■ **WHAT THE EXERCISE ASKS**
Go through the material below and copy each line where the word "name" appears.

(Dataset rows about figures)
-*-*-

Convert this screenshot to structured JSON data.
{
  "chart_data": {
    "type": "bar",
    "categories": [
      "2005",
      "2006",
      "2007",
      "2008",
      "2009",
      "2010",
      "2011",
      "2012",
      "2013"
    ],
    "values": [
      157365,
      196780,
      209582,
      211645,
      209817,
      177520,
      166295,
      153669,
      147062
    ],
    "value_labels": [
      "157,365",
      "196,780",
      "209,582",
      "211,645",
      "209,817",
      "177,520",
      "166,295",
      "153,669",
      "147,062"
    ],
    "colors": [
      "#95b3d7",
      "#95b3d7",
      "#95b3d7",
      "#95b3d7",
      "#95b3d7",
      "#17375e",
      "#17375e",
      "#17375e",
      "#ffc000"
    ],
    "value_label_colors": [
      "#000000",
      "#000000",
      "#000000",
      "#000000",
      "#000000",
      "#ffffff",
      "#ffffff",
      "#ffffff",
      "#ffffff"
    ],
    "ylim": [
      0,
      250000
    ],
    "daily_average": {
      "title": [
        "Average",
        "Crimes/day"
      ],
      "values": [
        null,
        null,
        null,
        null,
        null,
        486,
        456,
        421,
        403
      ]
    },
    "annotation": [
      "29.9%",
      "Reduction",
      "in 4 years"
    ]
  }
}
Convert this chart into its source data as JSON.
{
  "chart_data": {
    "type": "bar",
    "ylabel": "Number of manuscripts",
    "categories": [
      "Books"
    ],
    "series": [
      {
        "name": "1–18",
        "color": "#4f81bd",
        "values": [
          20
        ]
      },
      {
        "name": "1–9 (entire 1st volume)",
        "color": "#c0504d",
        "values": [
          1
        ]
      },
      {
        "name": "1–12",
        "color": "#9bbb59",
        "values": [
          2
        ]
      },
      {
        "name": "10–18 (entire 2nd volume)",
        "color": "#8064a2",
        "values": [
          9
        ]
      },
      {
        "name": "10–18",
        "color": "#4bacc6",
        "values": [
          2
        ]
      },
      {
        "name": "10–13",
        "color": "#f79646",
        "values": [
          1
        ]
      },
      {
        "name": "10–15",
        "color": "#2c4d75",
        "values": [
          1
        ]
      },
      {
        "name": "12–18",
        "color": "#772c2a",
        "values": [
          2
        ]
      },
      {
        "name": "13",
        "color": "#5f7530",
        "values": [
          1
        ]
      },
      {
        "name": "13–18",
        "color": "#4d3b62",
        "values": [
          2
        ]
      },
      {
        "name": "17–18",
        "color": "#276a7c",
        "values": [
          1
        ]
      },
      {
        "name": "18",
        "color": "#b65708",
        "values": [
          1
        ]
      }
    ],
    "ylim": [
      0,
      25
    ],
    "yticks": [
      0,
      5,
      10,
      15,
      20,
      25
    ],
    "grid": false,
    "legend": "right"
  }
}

-*-*-

■ **SOLUTION**
        "name": "1–18",
        "name": "1–9 (entire 1st volume)",
        "name": "1–12",
        "name": "10–18 (entire 2nd volume)",
        "name": "10–18",
        "name": "10–13",
        "name": "10–15",
        "name": "12–18",
        "name": "13",
        "name": "13–18",
        "name": "17–18",
        "name": "18",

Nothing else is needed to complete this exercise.